* Set task 1
Translate this sentence from the passage on forgiveness into Spanish: "This is our standard: that we forgive, as we have been forgiven."

* Passage shown
We can be so exacting of others that we miss the vulnerability of our own position. Nowhere is this more true than in the case of forgiveness. We may think that the wrong committed by the other person far outweighs anything we have done to them (or anyone else). And therefore we feel quite justified in taking the moral high ground, until they come grovelling. But that is a false comparison. Our standard is not measured against our fellow sinners but against the standard set by our Creator who made everything well - ie perfect! Anything less renders us "debtors" to the one who came into the world to pay for our shortcomings with his own life.

Even though he did this for us and was without sin himself, Jesus chose to forgive - even those who scorned his gift ("Father, forgive them for they don't realise what they are doing!" Luke 23. 34). This is our standard: that we forgive, as we have been forgiven. Anything less renders us deserving of the fate of the Unforgiving Servant (Matthew 18. 21-35).

Yet that is not a licence to sin, nor should we think that Christian forgiveness is a "soft touch". Penitent criminals may be spared the fires of hell but they still have to serve their sentences. And sometimes parents have to impose sanctions, even when children say sorry (and especially when they don't!) This helps us learn the consequences of our actions and is society's way of containing unlawful and dangerous behaviour, while protecting citizens.

Let us pray that God would challenge those who do not yet appreciate their need of forgiveness, while softening the hearts of those struggling to share the forgiveness they have received from you. Help us all to be wise and gracious in exercising our responsibilities and not to confuse them with higher level authority... that we may be reconciled.

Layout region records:
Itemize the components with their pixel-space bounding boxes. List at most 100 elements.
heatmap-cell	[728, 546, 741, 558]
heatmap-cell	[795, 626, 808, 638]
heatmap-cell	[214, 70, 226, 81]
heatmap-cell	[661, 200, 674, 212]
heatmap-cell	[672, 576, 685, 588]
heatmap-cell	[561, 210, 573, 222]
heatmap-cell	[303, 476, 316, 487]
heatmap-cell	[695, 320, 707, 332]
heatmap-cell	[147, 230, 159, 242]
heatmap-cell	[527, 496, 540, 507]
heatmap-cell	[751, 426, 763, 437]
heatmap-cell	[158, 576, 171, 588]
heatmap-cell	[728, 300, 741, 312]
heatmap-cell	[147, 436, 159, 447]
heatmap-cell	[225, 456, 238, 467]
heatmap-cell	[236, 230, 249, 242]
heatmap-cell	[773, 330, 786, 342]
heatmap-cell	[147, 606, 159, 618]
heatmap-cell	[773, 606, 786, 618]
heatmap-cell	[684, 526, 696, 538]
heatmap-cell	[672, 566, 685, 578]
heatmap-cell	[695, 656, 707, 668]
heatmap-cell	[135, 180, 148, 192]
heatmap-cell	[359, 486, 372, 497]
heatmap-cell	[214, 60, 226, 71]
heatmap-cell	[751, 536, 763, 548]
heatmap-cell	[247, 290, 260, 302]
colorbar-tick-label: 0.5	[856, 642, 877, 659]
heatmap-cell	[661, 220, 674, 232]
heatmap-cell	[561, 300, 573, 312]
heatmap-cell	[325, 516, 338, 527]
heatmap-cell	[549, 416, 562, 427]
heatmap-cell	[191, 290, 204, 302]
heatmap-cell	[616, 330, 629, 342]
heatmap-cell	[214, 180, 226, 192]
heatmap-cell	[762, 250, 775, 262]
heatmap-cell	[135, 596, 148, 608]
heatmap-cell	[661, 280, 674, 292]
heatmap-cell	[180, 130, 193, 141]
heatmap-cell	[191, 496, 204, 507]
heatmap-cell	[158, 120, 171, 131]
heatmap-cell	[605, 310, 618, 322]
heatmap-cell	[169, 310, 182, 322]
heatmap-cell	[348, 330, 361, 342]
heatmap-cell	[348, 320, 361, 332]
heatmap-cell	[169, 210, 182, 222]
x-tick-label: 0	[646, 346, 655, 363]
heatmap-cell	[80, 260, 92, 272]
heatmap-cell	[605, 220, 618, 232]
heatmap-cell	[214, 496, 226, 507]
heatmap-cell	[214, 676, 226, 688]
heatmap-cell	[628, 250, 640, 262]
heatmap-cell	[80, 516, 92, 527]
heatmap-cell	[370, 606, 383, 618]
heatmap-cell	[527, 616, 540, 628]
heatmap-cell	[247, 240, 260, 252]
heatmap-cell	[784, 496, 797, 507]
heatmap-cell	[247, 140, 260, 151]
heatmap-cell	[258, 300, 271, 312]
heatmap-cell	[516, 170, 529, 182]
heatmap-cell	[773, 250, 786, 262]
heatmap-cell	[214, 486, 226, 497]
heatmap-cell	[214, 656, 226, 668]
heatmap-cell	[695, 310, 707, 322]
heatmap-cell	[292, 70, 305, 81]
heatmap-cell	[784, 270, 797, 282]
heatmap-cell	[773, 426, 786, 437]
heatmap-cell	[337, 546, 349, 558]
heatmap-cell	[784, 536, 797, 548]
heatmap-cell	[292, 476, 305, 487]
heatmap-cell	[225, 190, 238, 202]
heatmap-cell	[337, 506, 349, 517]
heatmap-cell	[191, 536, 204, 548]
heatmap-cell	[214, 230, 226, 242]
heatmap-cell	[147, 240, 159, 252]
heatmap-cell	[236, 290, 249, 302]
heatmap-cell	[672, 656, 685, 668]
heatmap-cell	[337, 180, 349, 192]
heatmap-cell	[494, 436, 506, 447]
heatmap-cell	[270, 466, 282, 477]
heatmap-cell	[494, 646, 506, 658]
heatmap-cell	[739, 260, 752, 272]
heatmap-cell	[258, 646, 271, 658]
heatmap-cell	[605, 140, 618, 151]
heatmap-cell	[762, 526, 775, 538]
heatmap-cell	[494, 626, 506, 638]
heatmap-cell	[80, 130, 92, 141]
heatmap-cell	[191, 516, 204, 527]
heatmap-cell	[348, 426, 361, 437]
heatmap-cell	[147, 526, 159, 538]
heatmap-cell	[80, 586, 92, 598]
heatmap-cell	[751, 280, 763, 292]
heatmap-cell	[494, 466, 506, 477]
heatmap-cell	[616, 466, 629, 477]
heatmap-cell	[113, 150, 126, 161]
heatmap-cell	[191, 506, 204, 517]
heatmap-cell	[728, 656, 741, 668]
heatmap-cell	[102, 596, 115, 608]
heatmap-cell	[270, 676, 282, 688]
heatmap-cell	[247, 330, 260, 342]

* Set task 2
Return the entries unchanged, from the first line up to and including the line containing "416, 562, 427]".

* Full output 1
Este es nuestro estándar: que perdonemos, como hemos sido perdonados.

* Full output 2
Itemize the components with their pixel-space bounding boxes. List at most 100 elements.
heatmap-cell	[728, 546, 741, 558]
heatmap-cell	[795, 626, 808, 638]
heatmap-cell	[214, 70, 226, 81]
heatmap-cell	[661, 200, 674, 212]
heatmap-cell	[672, 576, 685, 588]
heatmap-cell	[561, 210, 573, 222]
heatmap-cell	[303, 476, 316, 487]
heatmap-cell	[695, 320, 707, 332]
heatmap-cell	[147, 230, 159, 242]
heatmap-cell	[527, 496, 540, 507]
heatmap-cell	[751, 426, 763, 437]
heatmap-cell	[158, 576, 171, 588]
heatmap-cell	[728, 300, 741, 312]
heatmap-cell	[147, 436, 159, 447]
heatmap-cell	[225, 456, 238, 467]
heatmap-cell	[236, 230, 249, 242]
heatmap-cell	[773, 330, 786, 342]
heatmap-cell	[147, 606, 159, 618]
heatmap-cell	[773, 606, 786, 618]
heatmap-cell	[684, 526, 696, 538]
heatmap-cell	[672, 566, 685, 578]
heatmap-cell	[695, 656, 707, 668]
heatmap-cell	[135, 180, 148, 192]
heatmap-cell	[359, 486, 372, 497]
heatmap-cell	[214, 60, 226, 71]
heatmap-cell	[751, 536, 763, 548]
heatmap-cell	[247, 290, 260, 302]
colorbar-tick-label: 0.5	[856, 642, 877, 659]
heatmap-cell	[661, 220, 674, 232]
heatmap-cell	[561, 300, 573, 312]
heatmap-cell	[325, 516, 338, 527]
heatmap-cell	[549, 416, 562, 427]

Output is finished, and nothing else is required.